TASK STATEMENT =
Copy the lines of the data below word for word, beginning with the line that contains "badge-3d-label: 3D [897,684,938,720]" and going through the last line of the data. Include both of those lines.
>> START EXTRACTED MATERIAL
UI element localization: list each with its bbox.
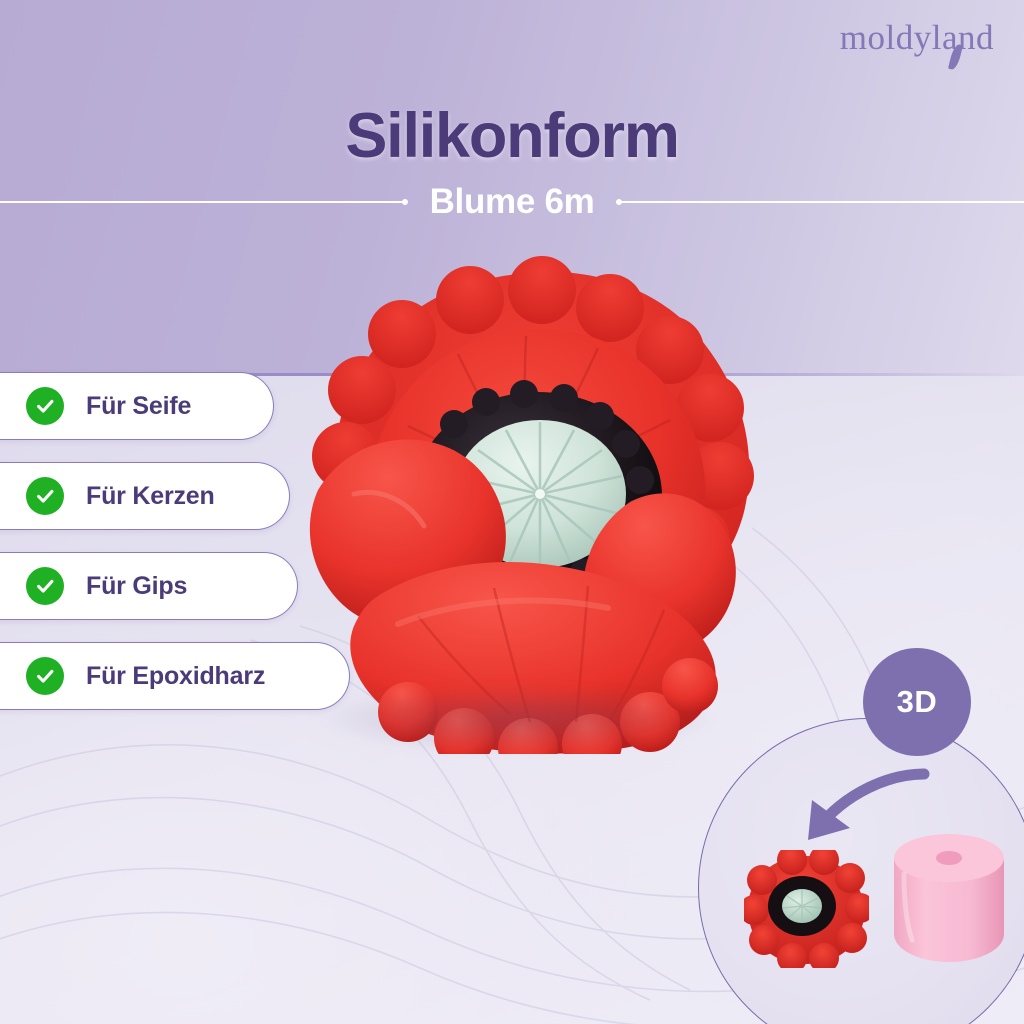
badge-3d-label: 3D [897,684,938,720]
brand-logo: moldyland [840,20,994,55]
page-title: Silikonform [0,100,1024,172]
feature-label: Für Gips [86,572,187,601]
feature-item-gips: Für Gips [0,552,298,620]
subtitle-rule-right [616,201,1024,203]
inset-flower-cast [744,850,869,968]
inset-silicone-mold [888,830,1010,970]
feature-item-kerzen: Für Kerzen [0,462,290,530]
product-photo-poppy-flower [258,244,778,754]
poppy-flower-illustration [258,244,778,754]
feature-label: Für Epoxidharz [86,662,265,691]
badge-3d: 3D [863,648,971,756]
subtitle-row: Blume 6m [0,182,1024,222]
feature-item-seife: Für Seife [0,372,274,440]
product-listing-image: moldyland Silikonform Blume 6m Für Seife [0,0,1024,1024]
check-circle-icon [26,477,64,515]
feature-label: Für Kerzen [86,482,215,511]
brand-logo-text: moldyland [840,20,994,55]
check-circle-icon [26,387,64,425]
check-circle-icon [26,657,64,695]
check-circle-icon [26,567,64,605]
feature-label: Für Seife [86,392,191,421]
product-shadow [318,684,718,754]
page-subtitle: Blume 6m [408,182,617,222]
subtitle-rule-left [0,201,408,203]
>> END EXTRACTED MATERIAL
RESPONSE TO THE TASK =
badge-3d-label: 3D [897,684,938,720]
brand-logo: moldyland [840,20,994,55]
page-title: Silikonform [0,100,1024,172]
feature-label: Für Gips [86,572,187,601]
feature-item-gips: Für Gips [0,552,298,620]
subtitle-rule-right [616,201,1024,203]
inset-flower-cast [744,850,869,968]
inset-silicone-mold [888,830,1010,970]
feature-item-kerzen: Für Kerzen [0,462,290,530]
product-photo-poppy-flower [258,244,778,754]
poppy-flower-illustration [258,244,778,754]
feature-label: Für Epoxidharz [86,662,265,691]
badge-3d: 3D [863,648,971,756]
subtitle-row: Blume 6m [0,182,1024,222]
feature-item-seife: Für Seife [0,372,274,440]
product-listing-image: moldyland Silikonform Blume 6m Für Seife [0,0,1024,1024]
check-circle-icon [26,477,64,515]
feature-label: Für Kerzen [86,482,215,511]
brand-logo-text: moldyland [840,20,994,55]
check-circle-icon [26,387,64,425]
check-circle-icon [26,657,64,695]
check-circle-icon [26,567,64,605]
feature-label: Für Seife [86,392,191,421]
product-shadow [318,684,718,754]
page-subtitle: Blume 6m [408,182,617,222]
subtitle-rule-left [0,201,408,203]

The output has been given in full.